### Dataset records:
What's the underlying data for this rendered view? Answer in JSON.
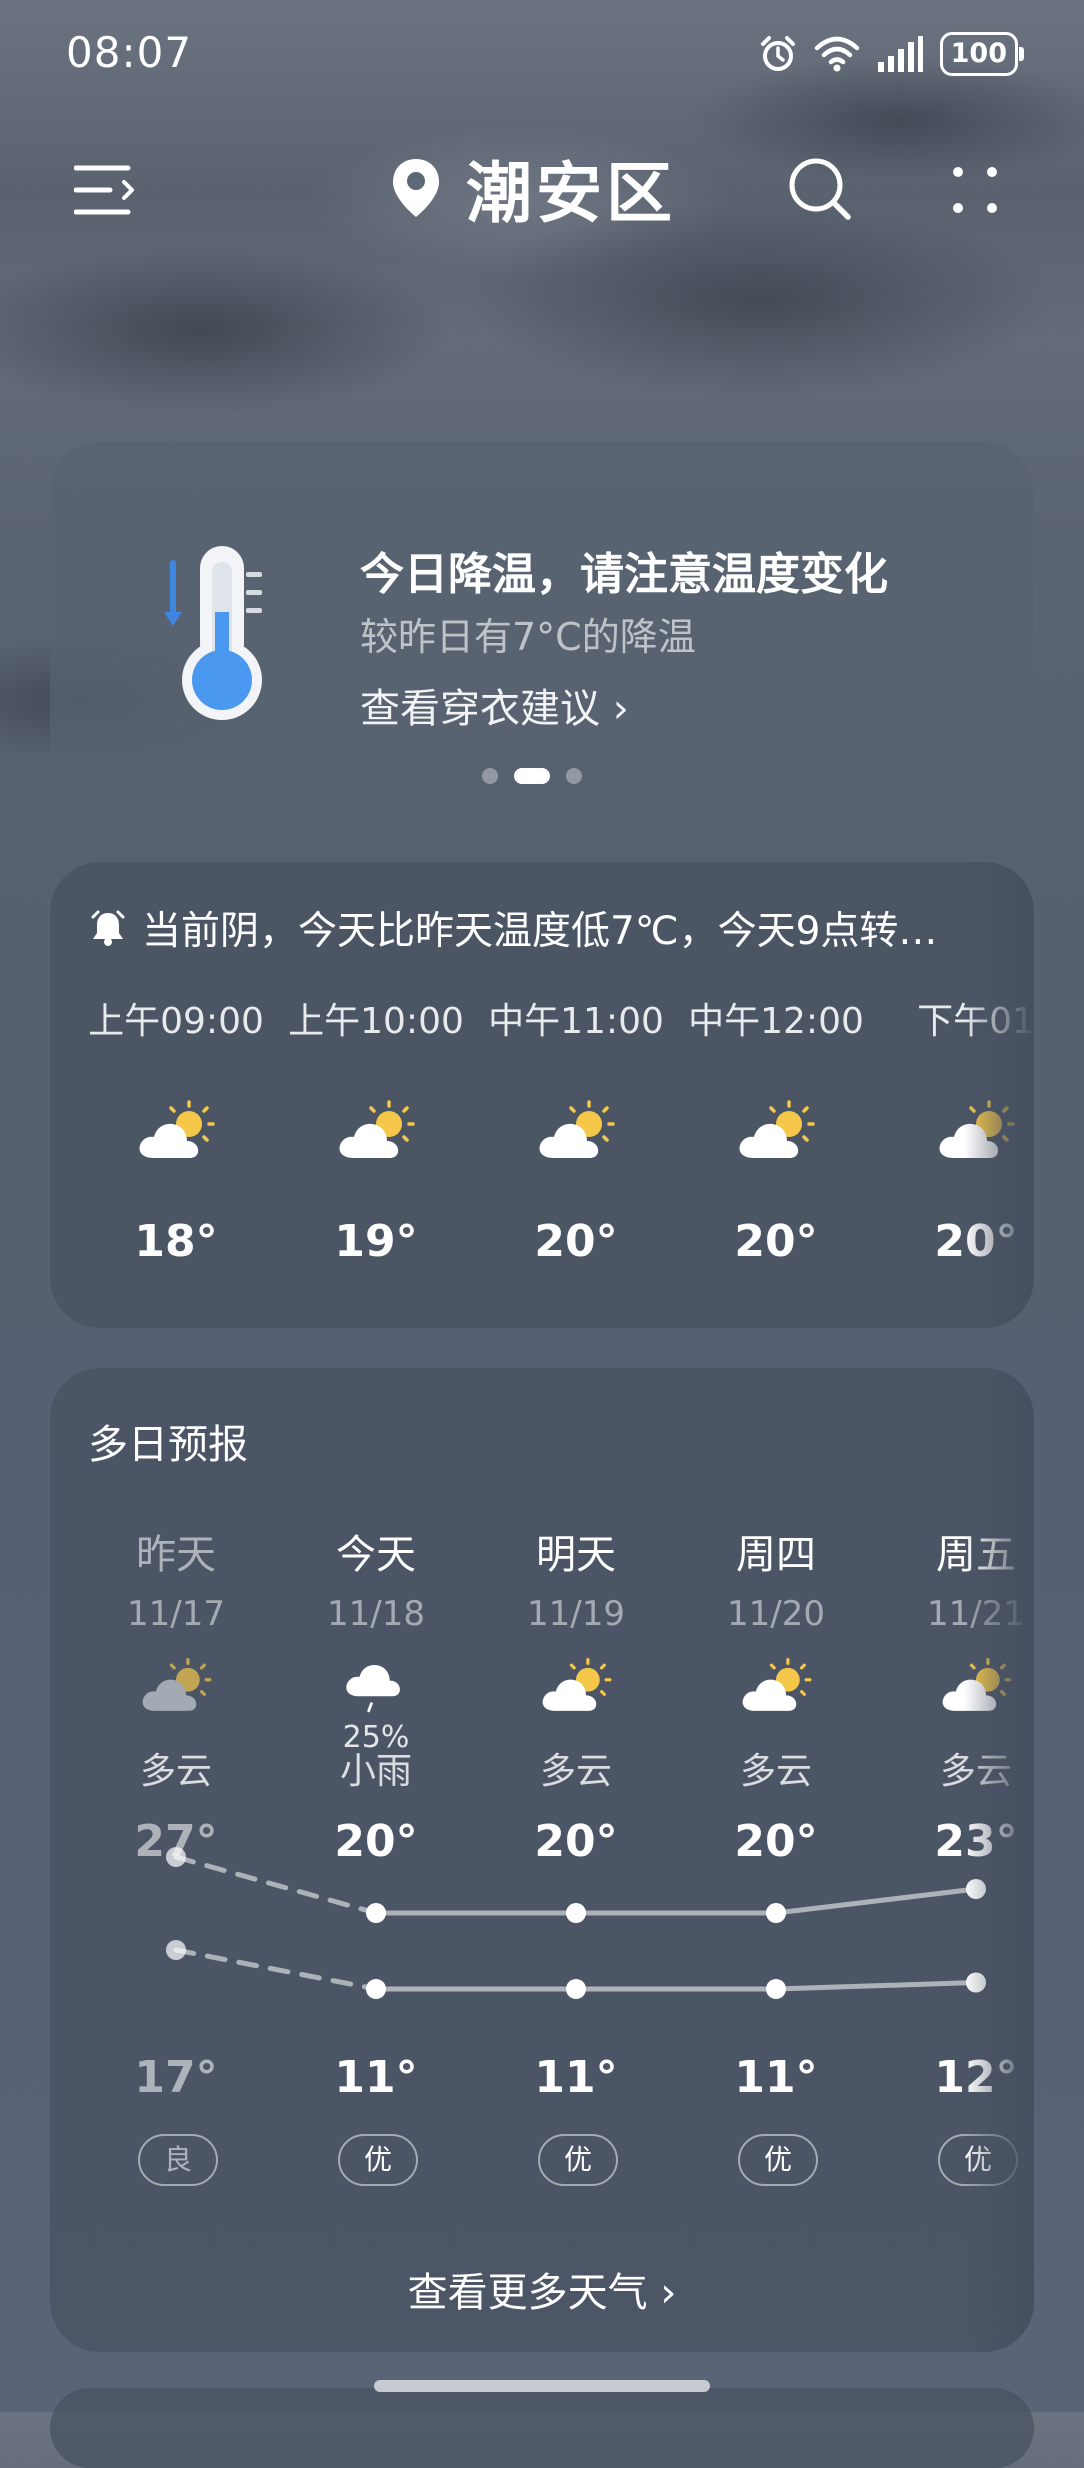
{
  "status_bar": {
    "time": "08:07",
    "battery": "100",
    "icons": [
      "alarm-icon",
      "wifi-icon",
      "signal-icon",
      "battery-icon"
    ]
  },
  "header": {
    "city": "潮安区",
    "icons": [
      "menu-icon",
      "location-pin-icon",
      "search-icon",
      "more-icon"
    ]
  },
  "alert": {
    "title": "今日降温，请注意温度变化",
    "subtitle": "较昨日有7°C的降温",
    "link": "查看穿衣建议 ›",
    "page_count": 3,
    "active_page": 2
  },
  "hourly": {
    "summary": "当前阴，今天比昨天温度低7℃，今天9点转…",
    "hours": [
      {
        "time": "上午09:00",
        "temp": "18°",
        "icon": "partly-cloudy-icon"
      },
      {
        "time": "上午10:00",
        "temp": "19°",
        "icon": "partly-cloudy-icon"
      },
      {
        "time": "中午11:00",
        "temp": "20°",
        "icon": "partly-cloudy-icon"
      },
      {
        "time": "中午12:00",
        "temp": "20°",
        "icon": "partly-cloudy-icon"
      },
      {
        "time": "下午01",
        "temp": "20°",
        "icon": "partly-cloudy-icon"
      }
    ]
  },
  "daily": {
    "title": "多日预报",
    "days": [
      {
        "name": "昨天",
        "date": "11/17",
        "icon": "partly-cloudy-icon",
        "pop": "",
        "condition": "多云",
        "high": "27°",
        "low": "17°",
        "aqi": "良",
        "high_value": 27,
        "low_value": 17
      },
      {
        "name": "今天",
        "date": "11/18",
        "icon": "light-rain-icon",
        "pop": "25%",
        "condition": "小雨",
        "high": "20°",
        "low": "11°",
        "aqi": "优",
        "high_value": 20,
        "low_value": 11
      },
      {
        "name": "明天",
        "date": "11/19",
        "icon": "partly-cloudy-icon",
        "pop": "",
        "condition": "多云",
        "high": "20°",
        "low": "11°",
        "aqi": "优",
        "high_value": 20,
        "low_value": 11
      },
      {
        "name": "周四",
        "date": "11/20",
        "icon": "partly-cloudy-icon",
        "pop": "",
        "condition": "多云",
        "high": "20°",
        "low": "11°",
        "aqi": "优",
        "high_value": 20,
        "low_value": 11
      },
      {
        "name": "周五",
        "date": "11/21",
        "icon": "partly-cloudy-icon",
        "pop": "",
        "condition": "多云",
        "high": "23°",
        "low": "12°",
        "aqi": "优",
        "high_value": 23,
        "low_value": 12
      }
    ],
    "more_link": "查看更多天气 ›"
  },
  "colors": {
    "sun": "#f5c84a",
    "cloud": "#ffffff",
    "thermometer_bulb": "#4a98f0",
    "line": "rgba(255,255,255,0.55)"
  }
}
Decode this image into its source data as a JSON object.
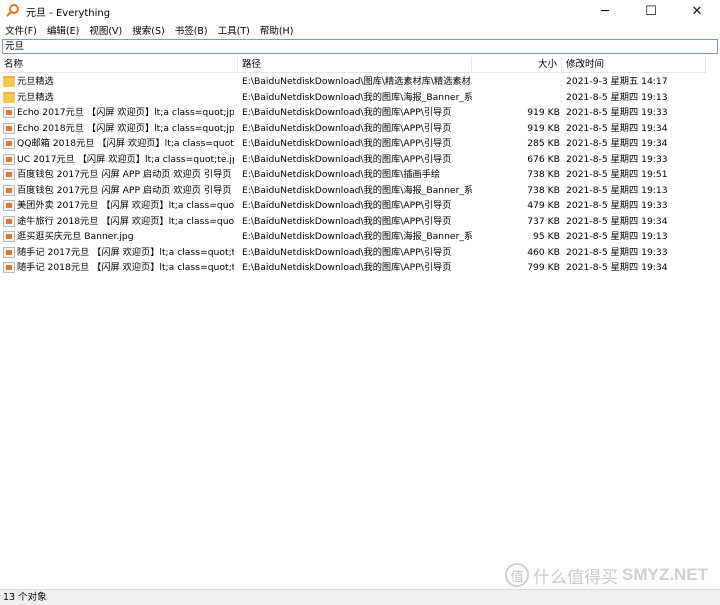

### Directive:
From the listing above, copy every line that holds the string "JSON".

### Final result:
What's the underlying data for this rendered view? Answer in JSON.
Decode this image into its source data as a JSON object.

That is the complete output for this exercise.